WHAT YOU SHOULD DO: Which lines have the string "Direction"? Copy all of them from the entries below.

RECORDS TO USE:
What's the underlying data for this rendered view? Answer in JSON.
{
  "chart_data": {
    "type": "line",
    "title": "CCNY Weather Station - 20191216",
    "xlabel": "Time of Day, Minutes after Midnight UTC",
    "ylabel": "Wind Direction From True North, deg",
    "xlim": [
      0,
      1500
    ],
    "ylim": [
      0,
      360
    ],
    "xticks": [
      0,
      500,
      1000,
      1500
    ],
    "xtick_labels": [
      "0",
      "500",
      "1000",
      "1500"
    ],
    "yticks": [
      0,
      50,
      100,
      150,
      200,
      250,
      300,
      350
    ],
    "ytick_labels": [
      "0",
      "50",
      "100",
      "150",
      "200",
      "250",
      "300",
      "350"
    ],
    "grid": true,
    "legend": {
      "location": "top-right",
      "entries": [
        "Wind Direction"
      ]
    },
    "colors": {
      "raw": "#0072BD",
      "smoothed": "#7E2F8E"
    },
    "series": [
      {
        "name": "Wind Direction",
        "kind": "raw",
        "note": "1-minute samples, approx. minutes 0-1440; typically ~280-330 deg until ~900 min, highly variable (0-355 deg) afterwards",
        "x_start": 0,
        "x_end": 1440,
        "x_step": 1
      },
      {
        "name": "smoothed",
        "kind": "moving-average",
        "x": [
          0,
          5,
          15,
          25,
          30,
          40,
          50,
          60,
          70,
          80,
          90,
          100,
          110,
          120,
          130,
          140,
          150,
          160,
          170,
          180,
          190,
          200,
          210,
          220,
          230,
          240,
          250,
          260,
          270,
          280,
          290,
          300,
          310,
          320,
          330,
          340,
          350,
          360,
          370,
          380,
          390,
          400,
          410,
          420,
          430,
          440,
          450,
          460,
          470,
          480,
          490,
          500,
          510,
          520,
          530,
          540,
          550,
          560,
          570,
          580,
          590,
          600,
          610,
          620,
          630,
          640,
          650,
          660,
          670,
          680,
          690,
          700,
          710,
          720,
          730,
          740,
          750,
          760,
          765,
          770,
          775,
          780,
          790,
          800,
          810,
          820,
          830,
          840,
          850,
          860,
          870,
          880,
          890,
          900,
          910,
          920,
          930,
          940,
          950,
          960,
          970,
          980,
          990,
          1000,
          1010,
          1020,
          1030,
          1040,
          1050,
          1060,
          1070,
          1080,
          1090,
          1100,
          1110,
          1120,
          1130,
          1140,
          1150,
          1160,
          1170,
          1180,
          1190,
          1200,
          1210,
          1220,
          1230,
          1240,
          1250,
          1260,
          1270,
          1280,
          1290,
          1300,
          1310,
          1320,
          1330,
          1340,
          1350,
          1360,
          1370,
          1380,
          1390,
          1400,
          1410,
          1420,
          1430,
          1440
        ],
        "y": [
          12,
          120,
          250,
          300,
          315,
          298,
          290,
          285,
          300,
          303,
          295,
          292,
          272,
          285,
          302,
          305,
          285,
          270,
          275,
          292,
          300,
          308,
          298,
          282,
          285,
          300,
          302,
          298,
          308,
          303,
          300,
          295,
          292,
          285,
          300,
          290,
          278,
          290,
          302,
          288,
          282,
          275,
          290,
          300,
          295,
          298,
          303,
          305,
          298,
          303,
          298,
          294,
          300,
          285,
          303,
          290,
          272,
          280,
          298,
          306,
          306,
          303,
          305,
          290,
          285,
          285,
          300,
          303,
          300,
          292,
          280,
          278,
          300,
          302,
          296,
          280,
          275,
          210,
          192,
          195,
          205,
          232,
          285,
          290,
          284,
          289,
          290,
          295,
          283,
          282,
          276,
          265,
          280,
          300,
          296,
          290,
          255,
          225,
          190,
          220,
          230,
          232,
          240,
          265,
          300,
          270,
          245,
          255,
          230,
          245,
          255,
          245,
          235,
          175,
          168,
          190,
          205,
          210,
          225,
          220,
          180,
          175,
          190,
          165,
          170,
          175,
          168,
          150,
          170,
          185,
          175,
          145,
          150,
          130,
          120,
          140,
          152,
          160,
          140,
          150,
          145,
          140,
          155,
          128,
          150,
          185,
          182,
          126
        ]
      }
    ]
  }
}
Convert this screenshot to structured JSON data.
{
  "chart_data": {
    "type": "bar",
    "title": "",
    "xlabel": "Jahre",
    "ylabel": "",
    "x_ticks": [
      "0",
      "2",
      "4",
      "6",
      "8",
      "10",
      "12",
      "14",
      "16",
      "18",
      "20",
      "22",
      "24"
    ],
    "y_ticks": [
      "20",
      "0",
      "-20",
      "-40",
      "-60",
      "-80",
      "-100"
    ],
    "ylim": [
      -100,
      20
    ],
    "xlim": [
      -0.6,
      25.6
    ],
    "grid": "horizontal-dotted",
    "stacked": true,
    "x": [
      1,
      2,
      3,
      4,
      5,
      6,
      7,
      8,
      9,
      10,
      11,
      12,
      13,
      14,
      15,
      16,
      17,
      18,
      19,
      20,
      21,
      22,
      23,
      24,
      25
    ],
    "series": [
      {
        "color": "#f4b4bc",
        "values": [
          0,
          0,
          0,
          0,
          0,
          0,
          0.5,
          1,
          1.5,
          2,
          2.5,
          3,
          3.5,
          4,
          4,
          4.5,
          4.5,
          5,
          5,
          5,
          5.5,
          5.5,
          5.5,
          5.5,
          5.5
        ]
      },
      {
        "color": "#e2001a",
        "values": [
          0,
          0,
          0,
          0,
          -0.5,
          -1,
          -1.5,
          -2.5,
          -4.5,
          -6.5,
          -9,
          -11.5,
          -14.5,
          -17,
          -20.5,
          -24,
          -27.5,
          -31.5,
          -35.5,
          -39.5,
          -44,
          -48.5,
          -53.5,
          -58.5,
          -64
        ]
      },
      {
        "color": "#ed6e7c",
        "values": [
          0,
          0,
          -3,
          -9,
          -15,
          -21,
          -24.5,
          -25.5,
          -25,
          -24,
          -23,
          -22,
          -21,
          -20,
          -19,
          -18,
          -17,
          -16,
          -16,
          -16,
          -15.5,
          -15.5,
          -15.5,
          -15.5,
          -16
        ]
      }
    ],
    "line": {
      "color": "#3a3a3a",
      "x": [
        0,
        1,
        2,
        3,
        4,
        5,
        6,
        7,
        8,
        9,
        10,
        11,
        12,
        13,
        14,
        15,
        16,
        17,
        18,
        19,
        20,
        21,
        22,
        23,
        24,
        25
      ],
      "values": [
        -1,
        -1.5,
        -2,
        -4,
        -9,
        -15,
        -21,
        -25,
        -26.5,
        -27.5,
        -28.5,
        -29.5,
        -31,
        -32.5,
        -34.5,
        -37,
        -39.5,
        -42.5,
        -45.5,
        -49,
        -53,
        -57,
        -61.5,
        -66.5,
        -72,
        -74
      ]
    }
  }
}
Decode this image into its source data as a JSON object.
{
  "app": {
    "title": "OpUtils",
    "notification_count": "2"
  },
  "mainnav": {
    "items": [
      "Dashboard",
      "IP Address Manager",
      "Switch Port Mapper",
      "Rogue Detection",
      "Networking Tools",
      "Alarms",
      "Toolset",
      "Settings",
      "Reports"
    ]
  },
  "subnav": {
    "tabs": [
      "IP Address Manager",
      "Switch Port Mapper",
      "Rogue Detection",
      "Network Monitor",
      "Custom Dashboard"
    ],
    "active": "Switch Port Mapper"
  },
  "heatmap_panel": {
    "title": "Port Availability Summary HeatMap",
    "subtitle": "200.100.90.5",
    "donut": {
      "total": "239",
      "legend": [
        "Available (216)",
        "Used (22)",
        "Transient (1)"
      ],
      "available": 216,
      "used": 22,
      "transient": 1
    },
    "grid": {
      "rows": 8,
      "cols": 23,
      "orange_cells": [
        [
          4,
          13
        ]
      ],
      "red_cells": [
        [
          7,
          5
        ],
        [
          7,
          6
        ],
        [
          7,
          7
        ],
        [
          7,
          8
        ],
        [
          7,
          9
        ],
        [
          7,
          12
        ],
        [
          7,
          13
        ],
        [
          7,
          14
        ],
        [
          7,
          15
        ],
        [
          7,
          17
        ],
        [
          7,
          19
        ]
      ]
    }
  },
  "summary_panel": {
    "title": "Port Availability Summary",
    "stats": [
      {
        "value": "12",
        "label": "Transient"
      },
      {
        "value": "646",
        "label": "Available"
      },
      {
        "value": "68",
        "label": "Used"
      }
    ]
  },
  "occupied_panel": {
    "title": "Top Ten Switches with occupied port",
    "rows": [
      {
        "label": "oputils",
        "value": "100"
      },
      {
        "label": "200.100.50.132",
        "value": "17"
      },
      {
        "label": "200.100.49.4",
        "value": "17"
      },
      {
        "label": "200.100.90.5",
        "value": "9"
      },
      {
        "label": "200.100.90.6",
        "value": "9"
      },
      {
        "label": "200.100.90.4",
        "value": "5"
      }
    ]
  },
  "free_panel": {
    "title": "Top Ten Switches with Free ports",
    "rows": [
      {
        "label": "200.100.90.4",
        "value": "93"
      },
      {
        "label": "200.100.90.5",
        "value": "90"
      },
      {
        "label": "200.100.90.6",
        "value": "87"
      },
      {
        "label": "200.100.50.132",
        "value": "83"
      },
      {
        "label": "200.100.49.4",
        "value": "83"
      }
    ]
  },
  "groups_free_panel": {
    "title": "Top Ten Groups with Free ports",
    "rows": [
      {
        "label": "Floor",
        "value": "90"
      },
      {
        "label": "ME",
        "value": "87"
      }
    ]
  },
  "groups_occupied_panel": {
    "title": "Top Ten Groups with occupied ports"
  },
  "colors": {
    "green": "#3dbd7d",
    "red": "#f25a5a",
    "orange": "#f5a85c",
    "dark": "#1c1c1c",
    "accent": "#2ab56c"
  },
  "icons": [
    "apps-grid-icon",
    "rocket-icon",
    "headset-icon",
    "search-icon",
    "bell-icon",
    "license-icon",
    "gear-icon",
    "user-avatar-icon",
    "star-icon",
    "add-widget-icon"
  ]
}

CORRECT ANSWER:
    "ylabel": "Wind Direction From True North, deg",
        "Wind Direction"
        "name": "Wind Direction",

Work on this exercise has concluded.